Short exercise — Write the data out again exactly, dropping any images it holds.

Material shown —
________________________
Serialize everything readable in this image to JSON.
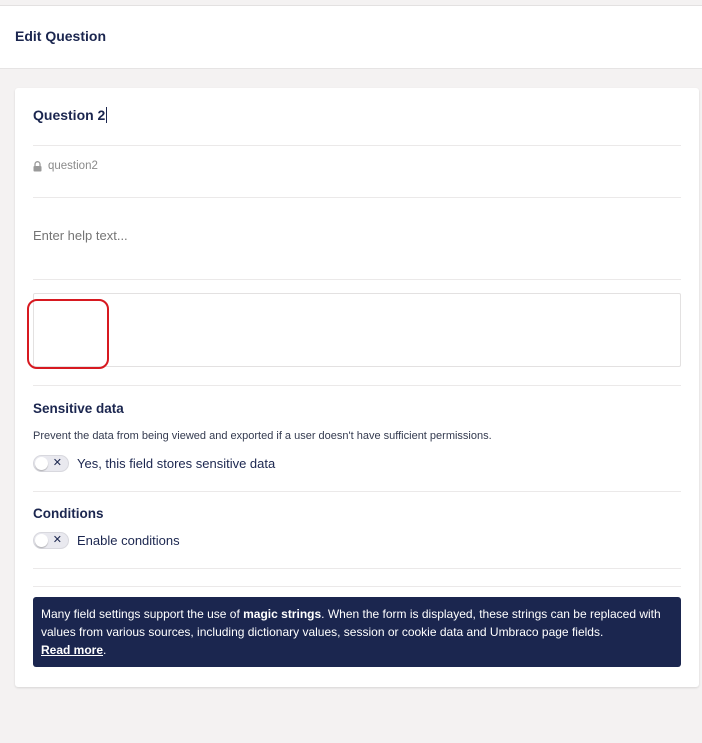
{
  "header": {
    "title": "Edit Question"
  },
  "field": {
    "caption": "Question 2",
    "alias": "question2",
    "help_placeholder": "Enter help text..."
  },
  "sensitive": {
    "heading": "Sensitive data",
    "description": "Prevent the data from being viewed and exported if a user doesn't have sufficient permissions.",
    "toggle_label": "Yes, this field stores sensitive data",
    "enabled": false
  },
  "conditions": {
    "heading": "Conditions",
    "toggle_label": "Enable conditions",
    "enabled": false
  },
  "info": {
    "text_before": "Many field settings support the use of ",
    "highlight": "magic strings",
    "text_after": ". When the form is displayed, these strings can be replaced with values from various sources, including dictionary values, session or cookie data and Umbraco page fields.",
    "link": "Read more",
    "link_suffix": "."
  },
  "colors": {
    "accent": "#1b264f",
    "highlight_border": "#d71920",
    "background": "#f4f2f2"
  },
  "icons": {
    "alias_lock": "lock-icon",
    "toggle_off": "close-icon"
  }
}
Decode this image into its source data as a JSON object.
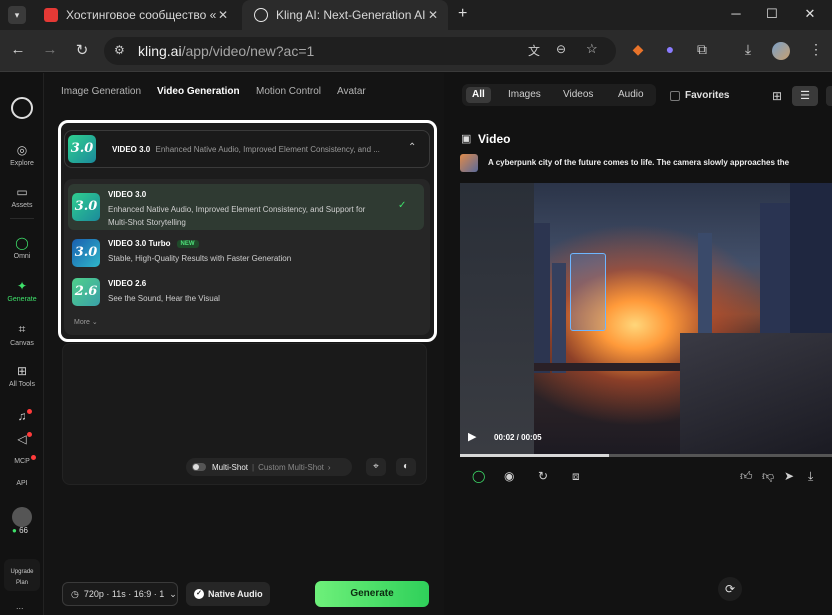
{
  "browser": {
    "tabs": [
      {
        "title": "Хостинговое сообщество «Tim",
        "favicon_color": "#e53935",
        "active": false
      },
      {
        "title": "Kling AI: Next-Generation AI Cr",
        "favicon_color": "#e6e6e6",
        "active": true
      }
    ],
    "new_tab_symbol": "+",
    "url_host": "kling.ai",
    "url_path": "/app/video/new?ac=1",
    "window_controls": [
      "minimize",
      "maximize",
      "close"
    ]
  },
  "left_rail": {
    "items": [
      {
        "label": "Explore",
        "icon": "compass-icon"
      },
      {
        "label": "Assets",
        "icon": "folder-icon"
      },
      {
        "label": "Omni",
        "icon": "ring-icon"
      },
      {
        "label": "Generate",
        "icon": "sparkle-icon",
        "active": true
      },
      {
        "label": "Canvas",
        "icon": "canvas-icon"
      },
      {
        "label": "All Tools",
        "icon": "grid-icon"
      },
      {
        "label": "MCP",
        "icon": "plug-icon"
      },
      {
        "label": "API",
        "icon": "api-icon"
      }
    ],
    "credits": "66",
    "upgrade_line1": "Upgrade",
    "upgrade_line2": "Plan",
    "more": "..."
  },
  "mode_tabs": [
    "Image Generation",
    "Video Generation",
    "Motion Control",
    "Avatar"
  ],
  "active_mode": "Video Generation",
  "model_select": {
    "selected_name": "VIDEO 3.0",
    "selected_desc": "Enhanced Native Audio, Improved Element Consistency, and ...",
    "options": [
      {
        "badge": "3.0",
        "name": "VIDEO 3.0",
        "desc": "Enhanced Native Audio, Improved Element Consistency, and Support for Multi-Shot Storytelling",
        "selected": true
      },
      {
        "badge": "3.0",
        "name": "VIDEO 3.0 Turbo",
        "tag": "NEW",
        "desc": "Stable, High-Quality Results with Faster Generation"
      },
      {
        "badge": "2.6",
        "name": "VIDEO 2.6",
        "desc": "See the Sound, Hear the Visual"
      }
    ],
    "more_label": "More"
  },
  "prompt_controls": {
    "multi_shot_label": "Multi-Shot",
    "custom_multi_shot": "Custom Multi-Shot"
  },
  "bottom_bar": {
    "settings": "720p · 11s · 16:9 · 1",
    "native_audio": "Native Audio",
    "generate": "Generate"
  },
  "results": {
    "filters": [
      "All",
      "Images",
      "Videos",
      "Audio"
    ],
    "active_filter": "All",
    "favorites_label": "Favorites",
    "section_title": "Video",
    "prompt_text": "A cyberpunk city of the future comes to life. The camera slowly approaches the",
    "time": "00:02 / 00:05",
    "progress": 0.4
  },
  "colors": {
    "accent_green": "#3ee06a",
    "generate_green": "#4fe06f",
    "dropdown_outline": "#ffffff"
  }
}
________________________
Solution for this exercise —
Serialize everything readable in this image to JSON.
{
  "header": {
    "title": "Edit Question"
  },
  "field": {
    "caption": "Question 2",
    "alias": "question2",
    "help_placeholder": "Enter help text..."
  },
  "sensitive": {
    "heading": "Sensitive data",
    "description": "Prevent the data from being viewed and exported if a user doesn't have sufficient permissions.",
    "toggle_label": "Yes, this field stores sensitive data",
    "enabled": false
  },
  "conditions": {
    "heading": "Conditions",
    "toggle_label": "Enable conditions",
    "enabled": false
  },
  "info": {
    "text_before": "Many field settings support the use of ",
    "highlight": "magic strings",
    "text_after": ". When the form is displayed, these strings can be replaced with values from various sources, including dictionary values, session or cookie data and Umbraco page fields.",
    "link": "Read more",
    "link_suffix": "."
  },
  "colors": {
    "accent": "#1b264f",
    "highlight_border": "#d71920",
    "background": "#f4f2f2"
  },
  "icons": {
    "alias_lock": "lock-icon",
    "toggle_off": "close-icon"
  }
}
Decode this image into its source data as a JSON object.
{
  "browser": {
    "tabs": [
      {
        "title": "Хостинговое сообщество «Tim",
        "favicon_color": "#e53935",
        "active": false
      },
      {
        "title": "Kling AI: Next-Generation AI Cr",
        "favicon_color": "#e6e6e6",
        "active": true
      }
    ],
    "new_tab_symbol": "+",
    "url_host": "kling.ai",
    "url_path": "/app/video/new?ac=1",
    "window_controls": [
      "minimize",
      "maximize",
      "close"
    ]
  },
  "left_rail": {
    "items": [
      {
        "label": "Explore",
        "icon": "compass-icon"
      },
      {
        "label": "Assets",
        "icon": "folder-icon"
      },
      {
        "label": "Omni",
        "icon": "ring-icon"
      },
      {
        "label": "Generate",
        "icon": "sparkle-icon",
        "active": true
      },
      {
        "label": "Canvas",
        "icon": "canvas-icon"
      },
      {
        "label": "All Tools",
        "icon": "grid-icon"
      },
      {
        "label": "MCP",
        "icon": "plug-icon"
      },
      {
        "label": "API",
        "icon": "api-icon"
      }
    ],
    "credits": "66",
    "upgrade_line1": "Upgrade",
    "upgrade_line2": "Plan",
    "more": "..."
  },
  "mode_tabs": [
    "Image Generation",
    "Video Generation",
    "Motion Control",
    "Avatar"
  ],
  "active_mode": "Video Generation",
  "model_select": {
    "selected_name": "VIDEO 3.0",
    "selected_desc": "Enhanced Native Audio, Improved Element Consistency, and ...",
    "options": [
      {
        "badge": "3.0",
        "name": "VIDEO 3.0",
        "desc": "Enhanced Native Audio, Improved Element Consistency, and Support for Multi-Shot Storytelling",
        "selected": true
      },
      {
        "badge": "3.0",
        "name": "VIDEO 3.0 Turbo",
        "tag": "NEW",
        "desc": "Stable, High-Quality Results with Faster Generation"
      },
      {
        "badge": "2.6",
        "name": "VIDEO 2.6",
        "desc": "See the Sound, Hear the Visual"
      }
    ],
    "more_label": "More"
  },
  "prompt_controls": {
    "multi_shot_label": "Multi-Shot",
    "custom_multi_shot": "Custom Multi-Shot"
  },
  "bottom_bar": {
    "settings": "720p · 11s · 16:9 · 1",
    "native_audio": "Native Audio",
    "generate": "Generate"
  },
  "results": {
    "filters": [
      "All",
      "Images",
      "Videos",
      "Audio"
    ],
    "active_filter": "All",
    "favorites_label": "Favorites",
    "section_title": "Video",
    "prompt_text": "A cyberpunk city of the future comes to life. The camera slowly approaches the",
    "time": "00:02 / 00:05",
    "progress": 0.4
  },
  "colors": {
    "accent_green": "#3ee06a",
    "generate_green": "#4fe06f",
    "dropdown_outline": "#ffffff"
  }
}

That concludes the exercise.